- Short exercise
Copy out the entries exactly, from the first line to the last.

※ ※ ※

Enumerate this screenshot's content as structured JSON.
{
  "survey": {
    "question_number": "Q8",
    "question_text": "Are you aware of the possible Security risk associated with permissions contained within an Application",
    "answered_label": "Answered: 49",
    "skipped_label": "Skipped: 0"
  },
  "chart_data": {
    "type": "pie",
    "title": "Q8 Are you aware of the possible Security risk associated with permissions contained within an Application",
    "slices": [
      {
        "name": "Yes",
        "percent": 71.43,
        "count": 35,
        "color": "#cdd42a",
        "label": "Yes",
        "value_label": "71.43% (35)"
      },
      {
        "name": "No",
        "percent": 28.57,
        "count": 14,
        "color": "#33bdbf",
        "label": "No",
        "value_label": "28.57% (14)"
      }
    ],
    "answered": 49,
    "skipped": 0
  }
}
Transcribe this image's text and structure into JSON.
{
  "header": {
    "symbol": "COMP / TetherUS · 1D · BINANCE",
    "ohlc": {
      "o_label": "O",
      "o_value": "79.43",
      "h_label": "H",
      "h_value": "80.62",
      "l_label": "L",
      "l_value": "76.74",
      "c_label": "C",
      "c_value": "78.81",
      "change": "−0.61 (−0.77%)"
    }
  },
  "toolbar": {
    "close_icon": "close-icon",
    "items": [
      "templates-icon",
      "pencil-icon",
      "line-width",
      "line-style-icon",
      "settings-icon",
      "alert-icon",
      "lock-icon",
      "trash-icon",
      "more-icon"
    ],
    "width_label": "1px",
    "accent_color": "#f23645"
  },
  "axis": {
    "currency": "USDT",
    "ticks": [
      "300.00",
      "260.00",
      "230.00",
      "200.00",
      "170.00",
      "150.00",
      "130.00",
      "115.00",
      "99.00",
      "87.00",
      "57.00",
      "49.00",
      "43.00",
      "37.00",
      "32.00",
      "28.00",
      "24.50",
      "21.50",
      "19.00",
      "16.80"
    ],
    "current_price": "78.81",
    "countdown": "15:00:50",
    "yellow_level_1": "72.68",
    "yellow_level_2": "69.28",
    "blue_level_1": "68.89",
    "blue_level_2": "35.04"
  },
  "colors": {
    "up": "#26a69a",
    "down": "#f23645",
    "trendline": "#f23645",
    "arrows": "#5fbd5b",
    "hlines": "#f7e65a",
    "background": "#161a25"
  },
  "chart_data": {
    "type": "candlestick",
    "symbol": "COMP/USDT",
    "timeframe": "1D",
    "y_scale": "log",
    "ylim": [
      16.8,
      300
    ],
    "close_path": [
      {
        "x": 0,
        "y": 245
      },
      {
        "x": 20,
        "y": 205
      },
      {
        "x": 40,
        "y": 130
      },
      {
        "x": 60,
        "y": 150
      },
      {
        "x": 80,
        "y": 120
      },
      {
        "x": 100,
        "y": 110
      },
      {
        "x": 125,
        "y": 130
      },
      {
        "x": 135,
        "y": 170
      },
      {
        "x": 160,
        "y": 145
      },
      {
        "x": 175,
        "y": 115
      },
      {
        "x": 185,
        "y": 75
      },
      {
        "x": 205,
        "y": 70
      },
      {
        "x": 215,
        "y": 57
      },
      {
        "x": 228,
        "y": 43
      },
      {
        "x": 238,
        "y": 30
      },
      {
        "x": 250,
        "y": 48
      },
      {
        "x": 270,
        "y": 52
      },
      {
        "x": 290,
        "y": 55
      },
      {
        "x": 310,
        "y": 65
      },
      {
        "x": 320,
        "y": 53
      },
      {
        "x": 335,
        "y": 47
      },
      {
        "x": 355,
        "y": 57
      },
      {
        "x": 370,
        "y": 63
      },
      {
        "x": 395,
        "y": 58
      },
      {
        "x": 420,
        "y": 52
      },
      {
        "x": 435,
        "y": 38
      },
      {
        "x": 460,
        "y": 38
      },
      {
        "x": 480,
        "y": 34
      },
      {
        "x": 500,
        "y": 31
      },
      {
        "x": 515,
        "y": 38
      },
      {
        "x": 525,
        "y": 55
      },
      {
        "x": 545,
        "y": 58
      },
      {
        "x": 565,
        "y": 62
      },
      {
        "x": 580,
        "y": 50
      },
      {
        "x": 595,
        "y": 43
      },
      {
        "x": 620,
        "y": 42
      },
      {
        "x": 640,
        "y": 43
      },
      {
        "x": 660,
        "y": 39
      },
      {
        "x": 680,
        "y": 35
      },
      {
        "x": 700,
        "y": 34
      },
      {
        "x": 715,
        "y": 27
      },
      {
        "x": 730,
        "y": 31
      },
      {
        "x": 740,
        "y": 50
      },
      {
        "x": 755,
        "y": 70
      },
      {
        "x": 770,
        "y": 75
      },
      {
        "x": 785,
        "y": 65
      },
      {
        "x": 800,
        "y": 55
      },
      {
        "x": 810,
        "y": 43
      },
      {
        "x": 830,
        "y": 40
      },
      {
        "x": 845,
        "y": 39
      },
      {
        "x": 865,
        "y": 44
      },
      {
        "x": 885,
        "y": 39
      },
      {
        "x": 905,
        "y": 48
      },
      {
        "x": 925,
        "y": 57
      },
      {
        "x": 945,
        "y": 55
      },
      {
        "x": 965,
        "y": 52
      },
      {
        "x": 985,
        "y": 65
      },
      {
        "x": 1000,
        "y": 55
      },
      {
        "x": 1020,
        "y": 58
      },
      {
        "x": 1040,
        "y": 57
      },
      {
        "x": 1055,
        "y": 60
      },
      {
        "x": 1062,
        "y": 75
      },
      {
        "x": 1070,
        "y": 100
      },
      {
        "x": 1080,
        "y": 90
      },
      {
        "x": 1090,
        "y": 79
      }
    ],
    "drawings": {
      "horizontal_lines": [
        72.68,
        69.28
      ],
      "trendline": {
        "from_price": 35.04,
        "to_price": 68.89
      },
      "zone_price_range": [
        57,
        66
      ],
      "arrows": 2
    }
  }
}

※ ※ ※

- Finished answer
Enumerate this screenshot's content as structured JSON.
{
  "survey": {
    "question_number": "Q8",
    "question_text": "Are you aware of the possible Security risk associated with permissions contained within an Application",
    "answered_label": "Answered: 49",
    "skipped_label": "Skipped: 0"
  },
  "chart_data": {
    "type": "pie",
    "title": "Q8 Are you aware of the possible Security risk associated with permissions contained within an Application",
    "slices": [
      {
        "name": "Yes",
        "percent": 71.43,
        "count": 35,
        "color": "#cdd42a",
        "label": "Yes",
        "value_label": "71.43% (35)"
      },
      {
        "name": "No",
        "percent": 28.57,
        "count": 14,
        "color": "#33bdbf",
        "label": "No",
        "value_label": "28.57% (14)"
      }
    ],
    "answered": 49,
    "skipped": 0
  }
}
Transcribe this image's text and structure into JSON.
{
  "header": {
    "symbol": "COMP / TetherUS · 1D · BINANCE",
    "ohlc": {
      "o_label": "O",
      "o_value": "79.43",
      "h_label": "H",
      "h_value": "80.62",
      "l_label": "L",
      "l_value": "76.74",
      "c_label": "C",
      "c_value": "78.81",
      "change": "−0.61 (−0.77%)"
    }
  },
  "toolbar": {
    "close_icon": "close-icon",
    "items": [
      "templates-icon",
      "pencil-icon",
      "line-width",
      "line-style-icon",
      "settings-icon",
      "alert-icon",
      "lock-icon",
      "trash-icon",
      "more-icon"
    ],
    "width_label": "1px",
    "accent_color": "#f23645"
  },
  "axis": {
    "currency": "USDT",
    "ticks": [
      "300.00",
      "260.00",
      "230.00",
      "200.00",
      "170.00",
      "150.00",
      "130.00",
      "115.00",
      "99.00",
      "87.00",
      "57.00",
      "49.00",
      "43.00",
      "37.00",
      "32.00",
      "28.00",
      "24.50",
      "21.50",
      "19.00",
      "16.80"
    ],
    "current_price": "78.81",
    "countdown": "15:00:50",
    "yellow_level_1": "72.68",
    "yellow_level_2": "69.28",
    "blue_level_1": "68.89",
    "blue_level_2": "35.04"
  },
  "colors": {
    "up": "#26a69a",
    "down": "#f23645",
    "trendline": "#f23645",
    "arrows": "#5fbd5b",
    "hlines": "#f7e65a",
    "background": "#161a25"
  },
  "chart_data": {
    "type": "candlestick",
    "symbol": "COMP/USDT",
    "timeframe": "1D",
    "y_scale": "log",
    "ylim": [
      16.8,
      300
    ],
    "close_path": [
      {
        "x": 0,
        "y": 245
      },
      {
        "x": 20,
        "y": 205
      },
      {
        "x": 40,
        "y": 130
      },
      {
        "x": 60,
        "y": 150
      },
      {
        "x": 80,
        "y": 120
      },
      {
        "x": 100,
        "y": 110
      },
      {
        "x": 125,
        "y": 130
      },
      {
        "x": 135,
        "y": 170
      },
      {
        "x": 160,
        "y": 145
      },
      {
        "x": 175,
        "y": 115
      },
      {
        "x": 185,
        "y": 75
      },
      {
        "x": 205,
        "y": 70
      },
      {
        "x": 215,
        "y": 57
      },
      {
        "x": 228,
        "y": 43
      },
      {
        "x": 238,
        "y": 30
      },
      {
        "x": 250,
        "y": 48
      },
      {
        "x": 270,
        "y": 52
      },
      {
        "x": 290,
        "y": 55
      },
      {
        "x": 310,
        "y": 65
      },
      {
        "x": 320,
        "y": 53
      },
      {
        "x": 335,
        "y": 47
      },
      {
        "x": 355,
        "y": 57
      },
      {
        "x": 370,
        "y": 63
      },
      {
        "x": 395,
        "y": 58
      },
      {
        "x": 420,
        "y": 52
      },
      {
        "x": 435,
        "y": 38
      },
      {
        "x": 460,
        "y": 38
      },
      {
        "x": 480,
        "y": 34
      },
      {
        "x": 500,
        "y": 31
      },
      {
        "x": 515,
        "y": 38
      },
      {
        "x": 525,
        "y": 55
      },
      {
        "x": 545,
        "y": 58
      },
      {
        "x": 565,
        "y": 62
      },
      {
        "x": 580,
        "y": 50
      },
      {
        "x": 595,
        "y": 43
      },
      {
        "x": 620,
        "y": 42
      },
      {
        "x": 640,
        "y": 43
      },
      {
        "x": 660,
        "y": 39
      },
      {
        "x": 680,
        "y": 35
      },
      {
        "x": 700,
        "y": 34
      },
      {
        "x": 715,
        "y": 27
      },
      {
        "x": 730,
        "y": 31
      },
      {
        "x": 740,
        "y": 50
      },
      {
        "x": 755,
        "y": 70
      },
      {
        "x": 770,
        "y": 75
      },
      {
        "x": 785,
        "y": 65
      },
      {
        "x": 800,
        "y": 55
      },
      {
        "x": 810,
        "y": 43
      },
      {
        "x": 830,
        "y": 40
      },
      {
        "x": 845,
        "y": 39
      },
      {
        "x": 865,
        "y": 44
      },
      {
        "x": 885,
        "y": 39
      },
      {
        "x": 905,
        "y": 48
      },
      {
        "x": 925,
        "y": 57
      },
      {
        "x": 945,
        "y": 55
      },
      {
        "x": 965,
        "y": 52
      },
      {
        "x": 985,
        "y": 65
      },
      {
        "x": 1000,
        "y": 55
      },
      {
        "x": 1020,
        "y": 58
      },
      {
        "x": 1040,
        "y": 57
      },
      {
        "x": 1055,
        "y": 60
      },
      {
        "x": 1062,
        "y": 75
      },
      {
        "x": 1070,
        "y": 100
      },
      {
        "x": 1080,
        "y": 90
      },
      {
        "x": 1090,
        "y": 79
      }
    ],
    "drawings": {
      "horizontal_lines": [
        72.68,
        69.28
      ],
      "trendline": {
        "from_price": 35.04,
        "to_price": 68.89
      },
      "zone_price_range": [
        57,
        66
      ],
      "arrows": 2
    }
  }
}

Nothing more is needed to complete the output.